Can you write out all the lines word for word, with no pictures?
### INFORMATION SHOWN
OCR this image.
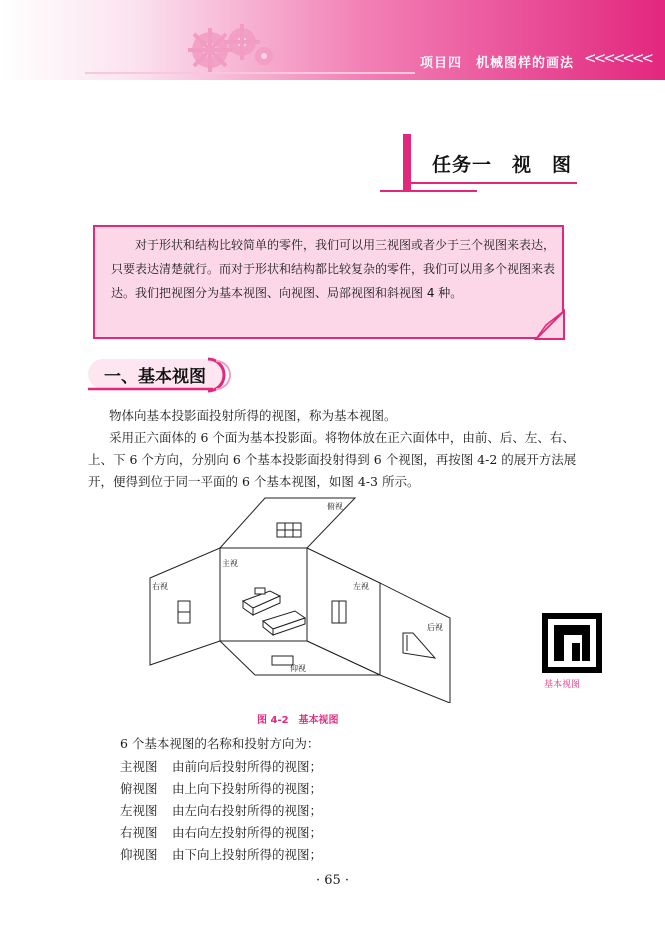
项目四　机械图样的画法 <<<<<<<
任务一　视　图
对于形状和结构比较简单的零件，我们可以用三视图或者少于三个视图来表达，只要表达清楚就行。而对于形状和结构都比较复杂的零件，我们可以用多个视图来表达。我们把视图分为基本视图、向视图、局部视图和斜视图 4 种。
一、基本视图
物体向基本投影面投射所得的视图，称为基本视图。
采用正六面体的 6 个面为基本投影面。将物体放在正六面体中，由前、后、左、右、上、下 6 个方向，分别向 6 个基本投影面投射得到 6 个视图，再按图 4-2 的展开方法展开，便得到位于同一平面的 6 个基本视图，如图 4-3 所示。
俯视
主视
右视	左视
后视
仰视
基本视图
图 4-2　基本视图
6 个基本视图的名称和投射方向为：
主视图 由前向后投射所得的视图；
俯视图 由上向下投射所得的视图；
左视图 由左向右投射所得的视图；
右视图 由右向左投射所得的视图；
仰视图 由下向上投射所得的视图；
· 65 ·
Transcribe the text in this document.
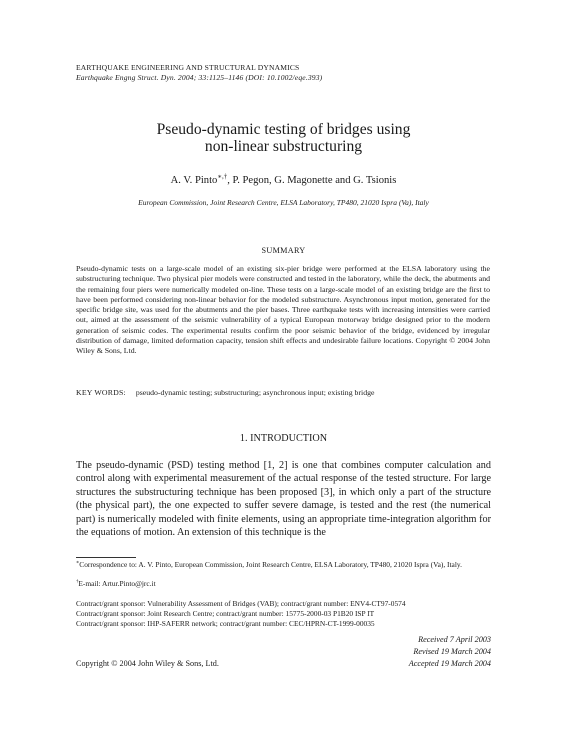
EARTHQUAKE ENGINEERING AND STRUCTURAL DYNAMICS
Earthquake Engng Struct. Dyn. 2004; 33:1125–1146 (DOI: 10.1002/eqe.393)
Pseudo-dynamic testing of bridges using
non-linear substructuring
A. V. Pinto∗,†, P. Pegon, G. Magonette and G. Tsionis
European Commission, Joint Research Centre, ELSA Laboratory, TP480, 21020 Ispra (Va), Italy
SUMMARY
Pseudo-dynamic tests on a large-scale model of an existing six-pier bridge were performed at the ELSA laboratory using the substructuring technique. Two physical pier models were constructed and tested in the laboratory, while the deck, the abutments and the remaining four piers were numerically modeled on-line. These tests on a large-scale model of an existing bridge are the first to have been performed considering non-linear behavior for the modeled substructure. Asynchronous input motion, generated for the specific bridge site, was used for the abutments and the pier bases. Three earthquake tests with increasing intensities were carried out, aimed at the assessment of the seismic vulnerability of a typical European motorway bridge designed prior to the modern generation of seismic codes. The experimental results confirm the poor seismic behavior of the bridge, evidenced by irregular distribution of damage, limited deformation capacity, tension shift effects and undesirable failure locations. Copyright © 2004 John Wiley & Sons, Ltd.
KEY WORDS: pseudo-dynamic testing; substructuring; asynchronous input; existing bridge
1. INTRODUCTION
The pseudo-dynamic (PSD) testing method [1, 2] is one that combines computer calculation and control along with experimental measurement of the actual response of the tested structure. For large structures the substructuring technique has been proposed [3], in which only a part of the structure (the physical part), the one expected to suffer severe damage, is tested and the rest (the numerical part) is numerically modeled with finite elements, using an appropriate time-integration algorithm for the equations of motion. An extension of this technique is the
∗Correspondence to: A. V. Pinto, European Commission, Joint Research Centre, ELSA Laboratory, TP480, 21020 Ispra (Va), Italy.
†E-mail: Artur.Pinto@jrc.it
Contract/grant sponsor: Vulnerability Assessment of Bridges (VAB); contract/grant number: ENV4-CT97-0574
Contract/grant sponsor: Joint Research Centre; contract/grant number: 15775-2000-03 P1B20 ISP IT
Contract/grant sponsor: IHP-SAFERR network; contract/grant number: CEC/HPRN-CT-1999-00035
Received 7 April 2003
Revised 19 March 2004
Accepted 19 March 2004
Copyright © 2004 John Wiley & Sons, Ltd.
######
SOLUTION TO THIS PROBLEM =>
OCR this image.
项目四　机械图样的画法 <<<<<<<
任务一　视　图
对于形状和结构比较简单的零件，我们可以用三视图或者少于三个视图来表达，只要表达清楚就行。而对于形状和结构都比较复杂的零件，我们可以用多个视图来表达。我们把视图分为基本视图、向视图、局部视图和斜视图 4 种。
一、基本视图
物体向基本投影面投射所得的视图，称为基本视图。
采用正六面体的 6 个面为基本投影面。将物体放在正六面体中，由前、后、左、右、上、下 6 个方向，分别向 6 个基本投影面投射得到 6 个视图，再按图 4-2 的展开方法展开，便得到位于同一平面的 6 个基本视图，如图 4-3 所示。
俯视
主视
右视	左视
后视
仰视
基本视图
图 4-2　基本视图
6 个基本视图的名称和投射方向为：
主视图 由前向后投射所得的视图；
俯视图 由上向下投射所得的视图；
左视图 由左向右投射所得的视图；
右视图 由右向左投射所得的视图；
仰视图 由下向上投射所得的视图；
· 65 ·
Transcribe the text in this document.
EARTHQUAKE ENGINEERING AND STRUCTURAL DYNAMICS
Earthquake Engng Struct. Dyn. 2004; 33:1125–1146 (DOI: 10.1002/eqe.393)
Pseudo-dynamic testing of bridges using
non-linear substructuring
A. V. Pinto∗,†, P. Pegon, G. Magonette and G. Tsionis
European Commission, Joint Research Centre, ELSA Laboratory, TP480, 21020 Ispra (Va), Italy
SUMMARY
Pseudo-dynamic tests on a large-scale model of an existing six-pier bridge were performed at the ELSA laboratory using the substructuring technique. Two physical pier models were constructed and tested in the laboratory, while the deck, the abutments and the remaining four piers were numerically modeled on-line. These tests on a large-scale model of an existing bridge are the first to have been performed considering non-linear behavior for the modeled substructure. Asynchronous input motion, generated for the specific bridge site, was used for the abutments and the pier bases. Three earthquake tests with increasing intensities were carried out, aimed at the assessment of the seismic vulnerability of a typical European motorway bridge designed prior to the modern generation of seismic codes. The experimental results confirm the poor seismic behavior of the bridge, evidenced by irregular distribution of damage, limited deformation capacity, tension shift effects and undesirable failure locations. Copyright © 2004 John Wiley & Sons, Ltd.
KEY WORDS: pseudo-dynamic testing; substructuring; asynchronous input; existing bridge
1. INTRODUCTION
The pseudo-dynamic (PSD) testing method [1, 2] is one that combines computer calculation and control along with experimental measurement of the actual response of the tested structure. For large structures the substructuring technique has been proposed [3], in which only a part of the structure (the physical part), the one expected to suffer severe damage, is tested and the rest (the numerical part) is numerically modeled with finite elements, using an appropriate time-integration algorithm for the equations of motion. An extension of this technique is the
∗Correspondence to: A. V. Pinto, European Commission, Joint Research Centre, ELSA Laboratory, TP480, 21020 Ispra (Va), Italy.
†E-mail: Artur.Pinto@jrc.it
Contract/grant sponsor: Vulnerability Assessment of Bridges (VAB); contract/grant number: ENV4-CT97-0574
Contract/grant sponsor: Joint Research Centre; contract/grant number: 15775-2000-03 P1B20 ISP IT
Contract/grant sponsor: IHP-SAFERR network; contract/grant number: CEC/HPRN-CT-1999-00035
Received 7 April 2003
Revised 19 March 2004
Accepted 19 March 2004
Copyright © 2004 John Wiley & Sons, Ltd.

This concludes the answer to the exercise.